GIVEN DATA >>
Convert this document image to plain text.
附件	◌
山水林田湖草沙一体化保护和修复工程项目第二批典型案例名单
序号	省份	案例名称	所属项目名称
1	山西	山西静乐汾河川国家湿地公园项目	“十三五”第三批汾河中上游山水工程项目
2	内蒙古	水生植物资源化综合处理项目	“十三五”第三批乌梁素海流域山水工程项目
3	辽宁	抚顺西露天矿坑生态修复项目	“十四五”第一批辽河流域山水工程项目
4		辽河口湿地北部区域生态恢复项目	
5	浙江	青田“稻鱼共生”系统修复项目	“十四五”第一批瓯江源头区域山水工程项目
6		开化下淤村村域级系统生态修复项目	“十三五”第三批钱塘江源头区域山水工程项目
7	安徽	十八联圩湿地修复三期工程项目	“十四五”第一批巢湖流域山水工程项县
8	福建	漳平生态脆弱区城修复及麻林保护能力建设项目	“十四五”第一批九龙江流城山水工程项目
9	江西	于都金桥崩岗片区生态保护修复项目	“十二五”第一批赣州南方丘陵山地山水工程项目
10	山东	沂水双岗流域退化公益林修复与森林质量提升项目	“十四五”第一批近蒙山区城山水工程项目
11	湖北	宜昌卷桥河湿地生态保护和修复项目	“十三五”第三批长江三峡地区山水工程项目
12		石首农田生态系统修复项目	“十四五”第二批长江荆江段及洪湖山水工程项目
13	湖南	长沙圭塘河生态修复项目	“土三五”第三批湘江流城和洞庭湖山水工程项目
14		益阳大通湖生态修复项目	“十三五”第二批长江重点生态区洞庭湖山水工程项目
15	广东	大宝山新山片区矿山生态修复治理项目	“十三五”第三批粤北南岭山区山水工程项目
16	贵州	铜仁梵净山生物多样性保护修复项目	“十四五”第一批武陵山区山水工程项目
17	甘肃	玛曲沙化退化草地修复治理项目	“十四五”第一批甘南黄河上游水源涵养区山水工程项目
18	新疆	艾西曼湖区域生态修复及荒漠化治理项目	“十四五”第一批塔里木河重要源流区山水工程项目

EXERCISE BRIEF >>
Above are the records; copy all of them exactly.

THE OUTPUT >>
Convert this document image to plain text.
附件	◌
山水林田湖草沙一体化保护和修复工程项目第二批典型案例名单
序号	省份	案例名称	所属项目名称
1	山西	山西静乐汾河川国家湿地公园项目	“十三五”第三批汾河中上游山水工程项目
2	内蒙古	水生植物资源化综合处理项目	“十三五”第三批乌梁素海流域山水工程项目
3	辽宁	抚顺西露天矿坑生态修复项目	“十四五”第一批辽河流域山水工程项目
4		辽河口湿地北部区域生态恢复项目	
5	浙江	青田“稻鱼共生”系统修复项目	“十四五”第一批瓯江源头区域山水工程项目
6		开化下淤村村域级系统生态修复项目	“十三五”第三批钱塘江源头区域山水工程项目
7	安徽	十八联圩湿地修复三期工程项目	“十四五”第一批巢湖流域山水工程项县
8	福建	漳平生态脆弱区城修复及麻林保护能力建设项目	“十四五”第一批九龙江流城山水工程项目
9	江西	于都金桥崩岗片区生态保护修复项目	“十二五”第一批赣州南方丘陵山地山水工程项目
10	山东	沂水双岗流域退化公益林修复与森林质量提升项目	“十四五”第一批近蒙山区城山水工程项目
11	湖北	宜昌卷桥河湿地生态保护和修复项目	“十三五”第三批长江三峡地区山水工程项目
12		石首农田生态系统修复项目	“十四五”第二批长江荆江段及洪湖山水工程项目
13	湖南	长沙圭塘河生态修复项目	“土三五”第三批湘江流城和洞庭湖山水工程项目
14		益阳大通湖生态修复项目	“十三五”第二批长江重点生态区洞庭湖山水工程项目
15	广东	大宝山新山片区矿山生态修复治理项目	“十三五”第三批粤北南岭山区山水工程项目
16	贵州	铜仁梵净山生物多样性保护修复项目	“十四五”第一批武陵山区山水工程项目
17	甘肃	玛曲沙化退化草地修复治理项目	“十四五”第一批甘南黄河上游水源涵养区山水工程项目
18	新疆	艾西曼湖区域生态修复及荒漠化治理项目	“十四五”第一批塔里木河重要源流区山水工程项目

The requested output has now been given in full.